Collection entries
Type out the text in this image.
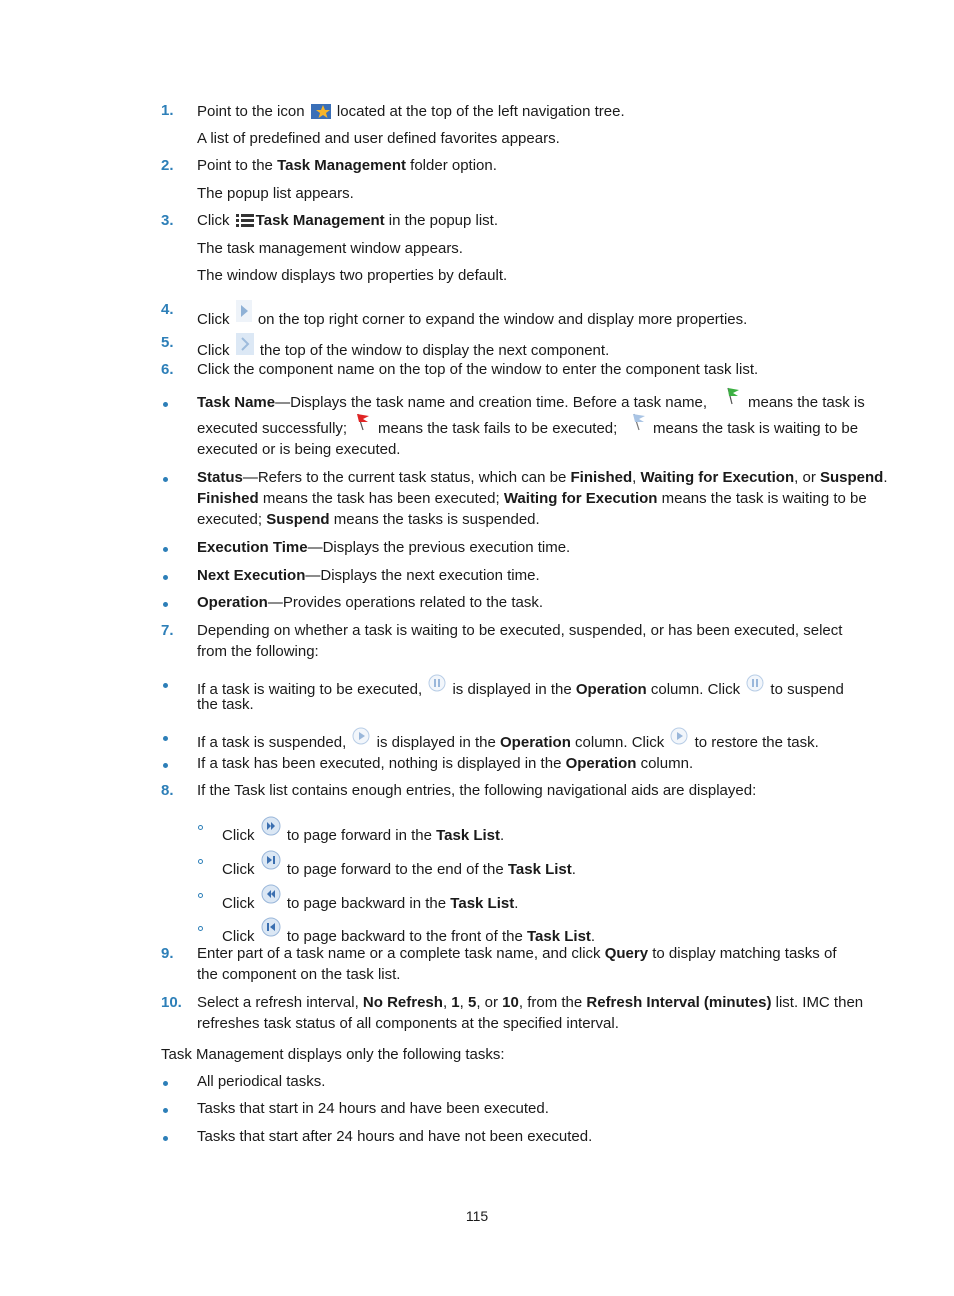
1. Point to the icon located at the top of the left navigation tree.
A list of predefined and user defined favorites appears.
2. Point to the Task Management folder option.
The popup list appears.
3. Click Task Management in the popup list.
The task management window appears.
The window displays two properties by default.
4.
Click on the top right corner to expand the window and display more properties.
5. Click the top of the window to display the next component.
6. Click the component name on the top of the window to enter the component task list.
Task Name—Displays the task name and creation time. Before a task name,	means the task is
executed successfully; means the task fails to be executed; means the task is waiting to be
executed or is being executed.
Status—Refers to the current task status, which can be Finished, Waiting for Execution, or Suspend.
Finished means the task has been executed; Waiting for Execution means the task is waiting to be
executed; Suspend means the tasks is suspended.
Execution Time—Displays the previous execution time.
Next Execution—Displays the next execution time.
Operation—Provides operations related to the task.
7. Depending on whether a task is waiting to be executed, suspended, or has been executed, select
from the following:
If a task is waiting to be executed,  is displayed in the Operation column. Click to suspend
the task.
If a task is suspended, is displayed in the Operation column. Click to restore the task.
If a task has been executed, nothing is displayed in the Operation column.
8. If the Task list contains enough entries, the following navigational aids are displayed:
Click to page forward in the Task List.
Click to page forward to the end of the Task List.
Click to page backward in the Task List.
Click to page backward to the front of the Task List.
9. Enter part of a task name or a complete task name, and click Query to display matching tasks of
the component on the task list.
10. Select a refresh interval, No Refresh, 1, 5, or 10, from the Refresh Interval (minutes) list. IMC then
refreshes task status of all components at the specified interval.
Task Management displays only the following tasks:
All periodical tasks.
Tasks that start in 24 hours and have been executed.
Tasks that start after 24 hours and have not been executed.
115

## What to produce
Go through the listing above and write it all out exactly, leaving out any picture.

## Reply
Type out the text in this image.
1. Point to the icon located at the top of the left navigation tree.
A list of predefined and user defined favorites appears.
2. Point to the Task Management folder option.
The popup list appears.
3. Click Task Management in the popup list.
The task management window appears.
The window displays two properties by default.
4.
Click on the top right corner to expand the window and display more properties.
5. Click the top of the window to display the next component.
6. Click the component name on the top of the window to enter the component task list.
Task Name—Displays the task name and creation time. Before a task name,	means the task is
executed successfully; means the task fails to be executed; means the task is waiting to be
executed or is being executed.
Status—Refers to the current task status, which can be Finished, Waiting for Execution, or Suspend.
Finished means the task has been executed; Waiting for Execution means the task is waiting to be
executed; Suspend means the tasks is suspended.
Execution Time—Displays the previous execution time.
Next Execution—Displays the next execution time.
Operation—Provides operations related to the task.
7. Depending on whether a task is waiting to be executed, suspended, or has been executed, select
from the following:
If a task is waiting to be executed,  is displayed in the Operation column. Click to suspend
the task.
If a task is suspended, is displayed in the Operation column. Click to restore the task.
If a task has been executed, nothing is displayed in the Operation column.
8. If the Task list contains enough entries, the following navigational aids are displayed:
Click to page forward in the Task List.
Click to page forward to the end of the Task List.
Click to page backward in the Task List.
Click to page backward to the front of the Task List.
9. Enter part of a task name or a complete task name, and click Query to display matching tasks of
the component on the task list.
10. Select a refresh interval, No Refresh, 1, 5, or 10, from the Refresh Interval (minutes) list. IMC then
refreshes task status of all components at the specified interval.
Task Management displays only the following tasks:
All periodical tasks.
Tasks that start in 24 hours and have been executed.
Tasks that start after 24 hours and have not been executed.
115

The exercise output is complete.